Please turn the items, from the first line through the line holding "The computing device 150 is at (689, 863)." (both included), into a Markdown table with columns Number and Entry. Leave out blank lines.

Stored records
--*--

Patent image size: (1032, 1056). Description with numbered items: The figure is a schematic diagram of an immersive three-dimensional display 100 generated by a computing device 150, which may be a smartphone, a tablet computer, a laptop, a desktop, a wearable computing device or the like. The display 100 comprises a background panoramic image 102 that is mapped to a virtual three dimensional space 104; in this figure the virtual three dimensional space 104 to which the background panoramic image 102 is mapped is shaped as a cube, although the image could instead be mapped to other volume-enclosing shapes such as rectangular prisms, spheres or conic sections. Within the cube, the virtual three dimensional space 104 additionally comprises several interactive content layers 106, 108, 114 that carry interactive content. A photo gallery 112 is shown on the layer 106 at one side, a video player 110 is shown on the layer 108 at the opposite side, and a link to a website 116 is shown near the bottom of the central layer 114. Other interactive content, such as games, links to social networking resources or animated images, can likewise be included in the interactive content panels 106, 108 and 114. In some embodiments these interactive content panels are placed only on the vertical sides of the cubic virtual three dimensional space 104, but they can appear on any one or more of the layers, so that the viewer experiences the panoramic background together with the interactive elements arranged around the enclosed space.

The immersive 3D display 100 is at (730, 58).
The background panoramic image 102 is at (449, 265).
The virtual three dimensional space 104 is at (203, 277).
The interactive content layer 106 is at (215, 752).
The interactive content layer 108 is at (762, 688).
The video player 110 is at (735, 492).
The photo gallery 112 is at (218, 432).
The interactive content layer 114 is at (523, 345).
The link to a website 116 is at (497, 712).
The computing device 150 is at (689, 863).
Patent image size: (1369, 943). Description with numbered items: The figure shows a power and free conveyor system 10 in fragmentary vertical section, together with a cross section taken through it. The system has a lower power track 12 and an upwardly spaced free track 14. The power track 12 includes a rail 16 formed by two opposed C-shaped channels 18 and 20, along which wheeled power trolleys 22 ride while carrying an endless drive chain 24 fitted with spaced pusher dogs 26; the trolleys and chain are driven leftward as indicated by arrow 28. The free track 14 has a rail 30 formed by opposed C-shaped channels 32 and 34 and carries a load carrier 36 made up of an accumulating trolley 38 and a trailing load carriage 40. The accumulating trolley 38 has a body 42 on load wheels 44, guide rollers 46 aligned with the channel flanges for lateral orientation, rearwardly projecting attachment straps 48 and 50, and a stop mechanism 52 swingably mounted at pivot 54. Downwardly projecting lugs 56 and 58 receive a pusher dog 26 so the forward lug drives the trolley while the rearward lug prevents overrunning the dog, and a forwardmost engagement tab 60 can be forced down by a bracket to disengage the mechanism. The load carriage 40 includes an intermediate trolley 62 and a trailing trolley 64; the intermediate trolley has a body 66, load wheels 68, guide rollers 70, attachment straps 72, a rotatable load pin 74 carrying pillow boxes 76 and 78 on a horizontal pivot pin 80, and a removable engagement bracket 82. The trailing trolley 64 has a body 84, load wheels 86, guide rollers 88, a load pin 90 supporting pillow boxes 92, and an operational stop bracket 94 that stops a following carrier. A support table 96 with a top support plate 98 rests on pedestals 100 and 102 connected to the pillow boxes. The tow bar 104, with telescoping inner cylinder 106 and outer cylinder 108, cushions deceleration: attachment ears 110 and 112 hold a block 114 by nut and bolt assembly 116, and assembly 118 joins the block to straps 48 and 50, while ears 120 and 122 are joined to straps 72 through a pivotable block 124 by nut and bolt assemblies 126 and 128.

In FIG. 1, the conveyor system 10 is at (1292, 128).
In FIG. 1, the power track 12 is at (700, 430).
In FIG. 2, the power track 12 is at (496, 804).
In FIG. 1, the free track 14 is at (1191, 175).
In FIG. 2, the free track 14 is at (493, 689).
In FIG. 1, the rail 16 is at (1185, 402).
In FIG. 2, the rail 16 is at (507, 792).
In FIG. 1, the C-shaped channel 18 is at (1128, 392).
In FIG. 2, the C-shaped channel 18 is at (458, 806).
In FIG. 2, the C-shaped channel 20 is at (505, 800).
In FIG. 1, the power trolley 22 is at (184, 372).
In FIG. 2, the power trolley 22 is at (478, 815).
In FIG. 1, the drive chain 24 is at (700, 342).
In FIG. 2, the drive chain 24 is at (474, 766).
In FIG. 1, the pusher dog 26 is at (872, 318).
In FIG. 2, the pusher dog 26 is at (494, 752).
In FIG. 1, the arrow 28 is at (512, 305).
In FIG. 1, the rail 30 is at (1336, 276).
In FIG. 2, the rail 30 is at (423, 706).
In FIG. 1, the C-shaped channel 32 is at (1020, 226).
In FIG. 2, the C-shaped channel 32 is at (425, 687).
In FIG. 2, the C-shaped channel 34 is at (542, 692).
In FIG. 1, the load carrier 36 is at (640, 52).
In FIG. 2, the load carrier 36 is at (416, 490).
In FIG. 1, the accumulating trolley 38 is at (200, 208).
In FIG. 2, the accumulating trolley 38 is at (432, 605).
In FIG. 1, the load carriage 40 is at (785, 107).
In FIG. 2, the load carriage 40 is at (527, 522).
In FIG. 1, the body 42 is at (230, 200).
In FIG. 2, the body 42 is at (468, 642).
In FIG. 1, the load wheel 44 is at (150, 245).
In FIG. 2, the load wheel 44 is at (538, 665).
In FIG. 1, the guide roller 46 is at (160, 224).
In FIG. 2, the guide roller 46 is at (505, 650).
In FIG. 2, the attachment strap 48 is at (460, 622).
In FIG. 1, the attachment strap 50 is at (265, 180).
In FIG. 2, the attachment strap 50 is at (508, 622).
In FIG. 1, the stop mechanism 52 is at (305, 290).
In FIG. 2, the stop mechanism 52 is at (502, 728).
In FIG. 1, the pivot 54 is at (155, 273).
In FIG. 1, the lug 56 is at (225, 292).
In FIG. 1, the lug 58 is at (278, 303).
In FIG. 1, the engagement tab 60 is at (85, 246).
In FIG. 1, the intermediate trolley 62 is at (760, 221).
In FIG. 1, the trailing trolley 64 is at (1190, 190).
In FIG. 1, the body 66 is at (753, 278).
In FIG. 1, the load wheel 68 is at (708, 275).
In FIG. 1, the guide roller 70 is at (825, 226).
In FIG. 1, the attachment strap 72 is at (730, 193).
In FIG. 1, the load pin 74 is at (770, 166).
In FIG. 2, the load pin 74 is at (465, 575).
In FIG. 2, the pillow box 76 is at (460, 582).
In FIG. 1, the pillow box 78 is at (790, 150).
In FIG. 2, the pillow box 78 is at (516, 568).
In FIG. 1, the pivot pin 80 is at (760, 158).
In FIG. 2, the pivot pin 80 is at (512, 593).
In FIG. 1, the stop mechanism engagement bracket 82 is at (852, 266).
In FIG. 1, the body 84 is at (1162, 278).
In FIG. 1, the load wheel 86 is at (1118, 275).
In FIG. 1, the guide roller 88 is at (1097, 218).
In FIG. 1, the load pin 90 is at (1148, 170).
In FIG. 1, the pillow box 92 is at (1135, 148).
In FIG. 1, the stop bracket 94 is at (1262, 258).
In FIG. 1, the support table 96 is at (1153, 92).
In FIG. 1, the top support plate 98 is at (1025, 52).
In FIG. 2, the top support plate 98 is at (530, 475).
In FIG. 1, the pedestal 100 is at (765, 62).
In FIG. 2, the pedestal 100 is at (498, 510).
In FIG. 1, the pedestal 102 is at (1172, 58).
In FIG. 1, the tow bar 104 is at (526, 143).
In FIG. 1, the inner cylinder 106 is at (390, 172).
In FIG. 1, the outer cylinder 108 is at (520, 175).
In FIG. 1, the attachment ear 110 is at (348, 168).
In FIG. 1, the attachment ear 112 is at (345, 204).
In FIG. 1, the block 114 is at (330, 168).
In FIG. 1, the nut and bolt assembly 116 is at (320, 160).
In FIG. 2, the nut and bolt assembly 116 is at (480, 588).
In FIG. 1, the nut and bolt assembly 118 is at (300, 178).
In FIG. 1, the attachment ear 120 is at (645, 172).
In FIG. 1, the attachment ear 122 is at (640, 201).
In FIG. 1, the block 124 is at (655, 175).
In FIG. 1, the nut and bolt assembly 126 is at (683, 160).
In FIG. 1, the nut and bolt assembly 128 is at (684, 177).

--*--

◆ EXPECTED ANSWER ◆
| Number | Entry |
|---|---|
| 1 | Patent image size: (1032, 1056). Description with numbered items: The figure is a schematic diagram of an immersive three-dimensional display 100 generated by a computing device 150, which may be a smartphone, a tablet computer, a laptop, a desktop, a wearable computing device or the like. The display 100 comprises a background panoramic image 102 that is mapped to a virtual three dimensional space 104; in this figure the virtual three dimensional space 104 to which the background panoramic image 102 is mapped is shaped as a cube, although the image could instead be mapped to other volume-enclosing shapes such as rectangular prisms, spheres or conic sections. Within the cube, the virtual three dimensional space 104 additionally comprises several interactive content layers 106, 108, 114 that carry interactive content. A photo gallery 112 is shown on the layer 106 at one side, a video player 110 is shown on the layer 108 at the opposite side, and a link to a website 116 is shown near the bottom of the central layer 114. Other interactive content, such as games, links to social networking resources or animated images, can likewise be included in the interactive content panels 106, 108 and 114. In some embodiments these interactive content panels are placed only on the vertical sides of the cubic virtual three dimensional space 104, but they can appear on any one or more of the layers, so that the viewer experiences the panoramic background together with the interactive elements arranged around the enclosed space. |
| 2 | The immersive 3D display 100 is at (730, 58). |
| 3 | The background panoramic image 102 is at (449, 265). |
| 4 | The virtual three dimensional space 104 is at (203, 277). |
| 5 | The interactive content layer 106 is at (215, 752). |
| 6 | The interactive content layer 108 is at (762, 688). |
| 7 | The video player 110 is at (735, 492). |
| 8 | The photo gallery 112 is at (218, 432). |
| 9 | The interactive content layer 114 is at (523, 345). |
| 10 | The link to a website 116 is at (497, 712). |
| 11 | The computing device 150 is at (689, 863). |